Instructions to follow — Copy the records below exactly as they are written.

Dataset records
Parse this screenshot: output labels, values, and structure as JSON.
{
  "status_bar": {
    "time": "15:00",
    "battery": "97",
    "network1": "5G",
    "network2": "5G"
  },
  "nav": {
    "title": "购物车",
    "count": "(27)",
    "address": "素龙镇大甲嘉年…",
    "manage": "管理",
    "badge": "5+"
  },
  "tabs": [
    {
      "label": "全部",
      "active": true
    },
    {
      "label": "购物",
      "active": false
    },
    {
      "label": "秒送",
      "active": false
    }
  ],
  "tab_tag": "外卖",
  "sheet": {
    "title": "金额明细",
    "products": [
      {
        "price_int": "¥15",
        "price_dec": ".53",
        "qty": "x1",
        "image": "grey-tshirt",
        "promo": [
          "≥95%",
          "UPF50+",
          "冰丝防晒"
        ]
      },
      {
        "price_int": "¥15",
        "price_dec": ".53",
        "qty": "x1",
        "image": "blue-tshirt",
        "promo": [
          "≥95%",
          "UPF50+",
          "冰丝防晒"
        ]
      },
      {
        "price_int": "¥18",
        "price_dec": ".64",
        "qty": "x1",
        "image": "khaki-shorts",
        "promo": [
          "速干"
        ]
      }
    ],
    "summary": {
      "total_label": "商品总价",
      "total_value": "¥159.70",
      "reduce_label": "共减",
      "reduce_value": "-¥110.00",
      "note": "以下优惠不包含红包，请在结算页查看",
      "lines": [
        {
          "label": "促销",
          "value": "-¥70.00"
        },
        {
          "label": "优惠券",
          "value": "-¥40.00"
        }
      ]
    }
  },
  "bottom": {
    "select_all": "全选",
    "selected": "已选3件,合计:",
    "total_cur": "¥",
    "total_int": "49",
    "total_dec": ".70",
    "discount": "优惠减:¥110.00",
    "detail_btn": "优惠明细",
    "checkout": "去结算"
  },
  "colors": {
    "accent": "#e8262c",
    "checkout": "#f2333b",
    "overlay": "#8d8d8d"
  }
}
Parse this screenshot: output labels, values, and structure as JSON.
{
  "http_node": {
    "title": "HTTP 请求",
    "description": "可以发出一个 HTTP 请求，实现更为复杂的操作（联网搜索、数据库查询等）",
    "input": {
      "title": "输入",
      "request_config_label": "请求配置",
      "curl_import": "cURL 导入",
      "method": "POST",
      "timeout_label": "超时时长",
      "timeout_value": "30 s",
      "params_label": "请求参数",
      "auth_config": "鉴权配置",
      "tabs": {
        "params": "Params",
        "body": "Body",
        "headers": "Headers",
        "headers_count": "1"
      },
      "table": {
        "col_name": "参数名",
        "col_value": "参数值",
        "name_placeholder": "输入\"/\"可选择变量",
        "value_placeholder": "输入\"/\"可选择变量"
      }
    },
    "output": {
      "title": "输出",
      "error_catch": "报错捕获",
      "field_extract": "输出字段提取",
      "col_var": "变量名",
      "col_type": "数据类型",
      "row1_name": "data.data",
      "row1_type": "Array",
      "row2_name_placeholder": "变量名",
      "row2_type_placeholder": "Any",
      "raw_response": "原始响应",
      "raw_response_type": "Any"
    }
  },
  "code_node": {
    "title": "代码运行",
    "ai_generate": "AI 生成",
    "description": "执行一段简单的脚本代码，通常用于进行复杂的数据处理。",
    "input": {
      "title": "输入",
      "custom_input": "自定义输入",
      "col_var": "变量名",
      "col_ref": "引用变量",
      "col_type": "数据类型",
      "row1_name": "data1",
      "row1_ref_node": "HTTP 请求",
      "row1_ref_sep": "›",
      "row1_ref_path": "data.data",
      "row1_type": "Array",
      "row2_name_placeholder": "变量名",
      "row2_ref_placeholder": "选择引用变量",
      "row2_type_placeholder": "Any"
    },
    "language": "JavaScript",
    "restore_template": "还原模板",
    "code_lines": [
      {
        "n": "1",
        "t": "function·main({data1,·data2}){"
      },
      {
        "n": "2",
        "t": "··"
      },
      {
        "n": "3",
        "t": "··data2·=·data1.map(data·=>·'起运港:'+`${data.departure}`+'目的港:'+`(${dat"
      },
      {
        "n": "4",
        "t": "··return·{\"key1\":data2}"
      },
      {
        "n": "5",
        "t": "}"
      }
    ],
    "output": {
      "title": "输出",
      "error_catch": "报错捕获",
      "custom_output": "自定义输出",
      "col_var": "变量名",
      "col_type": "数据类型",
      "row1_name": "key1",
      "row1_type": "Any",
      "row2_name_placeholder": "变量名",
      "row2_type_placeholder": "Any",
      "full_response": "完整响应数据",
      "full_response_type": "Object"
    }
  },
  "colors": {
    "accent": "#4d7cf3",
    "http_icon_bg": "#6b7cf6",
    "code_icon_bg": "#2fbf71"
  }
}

Answer for the task —
Parse this screenshot: output labels, values, and structure as JSON.
{
  "status_bar": {
    "time": "15:00",
    "battery": "97",
    "network1": "5G",
    "network2": "5G"
  },
  "nav": {
    "title": "购物车",
    "count": "(27)",
    "address": "素龙镇大甲嘉年…",
    "manage": "管理",
    "badge": "5+"
  },
  "tabs": [
    {
      "label": "全部",
      "active": true
    },
    {
      "label": "购物",
      "active": false
    },
    {
      "label": "秒送",
      "active": false
    }
  ],
  "tab_tag": "外卖",
  "sheet": {
    "title": "金额明细",
    "products": [
      {
        "price_int": "¥15",
        "price_dec": ".53",
        "qty": "x1",
        "image": "grey-tshirt",
        "promo": [
          "≥95%",
          "UPF50+",
          "冰丝防晒"
        ]
      },
      {
        "price_int": "¥15",
        "price_dec": ".53",
        "qty": "x1",
        "image": "blue-tshirt",
        "promo": [
          "≥95%",
          "UPF50+",
          "冰丝防晒"
        ]
      },
      {
        "price_int": "¥18",
        "price_dec": ".64",
        "qty": "x1",
        "image": "khaki-shorts",
        "promo": [
          "速干"
        ]
      }
    ],
    "summary": {
      "total_label": "商品总价",
      "total_value": "¥159.70",
      "reduce_label": "共减",
      "reduce_value": "-¥110.00",
      "note": "以下优惠不包含红包，请在结算页查看",
      "lines": [
        {
          "label": "促销",
          "value": "-¥70.00"
        },
        {
          "label": "优惠券",
          "value": "-¥40.00"
        }
      ]
    }
  },
  "bottom": {
    "select_all": "全选",
    "selected": "已选3件,合计:",
    "total_cur": "¥",
    "total_int": "49",
    "total_dec": ".70",
    "discount": "优惠减:¥110.00",
    "detail_btn": "优惠明细",
    "checkout": "去结算"
  },
  "colors": {
    "accent": "#e8262c",
    "checkout": "#f2333b",
    "overlay": "#8d8d8d"
  }
}
Parse this screenshot: output labels, values, and structure as JSON.
{
  "http_node": {
    "title": "HTTP 请求",
    "description": "可以发出一个 HTTP 请求，实现更为复杂的操作（联网搜索、数据库查询等）",
    "input": {
      "title": "输入",
      "request_config_label": "请求配置",
      "curl_import": "cURL 导入",
      "method": "POST",
      "timeout_label": "超时时长",
      "timeout_value": "30 s",
      "params_label": "请求参数",
      "auth_config": "鉴权配置",
      "tabs": {
        "params": "Params",
        "body": "Body",
        "headers": "Headers",
        "headers_count": "1"
      },
      "table": {
        "col_name": "参数名",
        "col_value": "参数值",
        "name_placeholder": "输入\"/\"可选择变量",
        "value_placeholder": "输入\"/\"可选择变量"
      }
    },
    "output": {
      "title": "输出",
      "error_catch": "报错捕获",
      "field_extract": "输出字段提取",
      "col_var": "变量名",
      "col_type": "数据类型",
      "row1_name": "data.data",
      "row1_type": "Array",
      "row2_name_placeholder": "变量名",
      "row2_type_placeholder": "Any",
      "raw_response": "原始响应",
      "raw_response_type": "Any"
    }
  },
  "code_node": {
    "title": "代码运行",
    "ai_generate": "AI 生成",
    "description": "执行一段简单的脚本代码，通常用于进行复杂的数据处理。",
    "input": {
      "title": "输入",
      "custom_input": "自定义输入",
      "col_var": "变量名",
      "col_ref": "引用变量",
      "col_type": "数据类型",
      "row1_name": "data1",
      "row1_ref_node": "HTTP 请求",
      "row1_ref_sep": "›",
      "row1_ref_path": "data.data",
      "row1_type": "Array",
      "row2_name_placeholder": "变量名",
      "row2_ref_placeholder": "选择引用变量",
      "row2_type_placeholder": "Any"
    },
    "language": "JavaScript",
    "restore_template": "还原模板",
    "code_lines": [
      {
        "n": "1",
        "t": "function·main({data1,·data2}){"
      },
      {
        "n": "2",
        "t": "··"
      },
      {
        "n": "3",
        "t": "··data2·=·data1.map(data·=>·'起运港:'+`${data.departure}`+'目的港:'+`(${dat"
      },
      {
        "n": "4",
        "t": "··return·{\"key1\":data2}"
      },
      {
        "n": "5",
        "t": "}"
      }
    ],
    "output": {
      "title": "输出",
      "error_catch": "报错捕获",
      "custom_output": "自定义输出",
      "col_var": "变量名",
      "col_type": "数据类型",
      "row1_name": "key1",
      "row1_type": "Any",
      "row2_name_placeholder": "变量名",
      "row2_type_placeholder": "Any",
      "full_response": "完整响应数据",
      "full_response_type": "Object"
    }
  },
  "colors": {
    "accent": "#4d7cf3",
    "http_icon_bg": "#6b7cf6",
    "code_icon_bg": "#2fbf71"
  }
}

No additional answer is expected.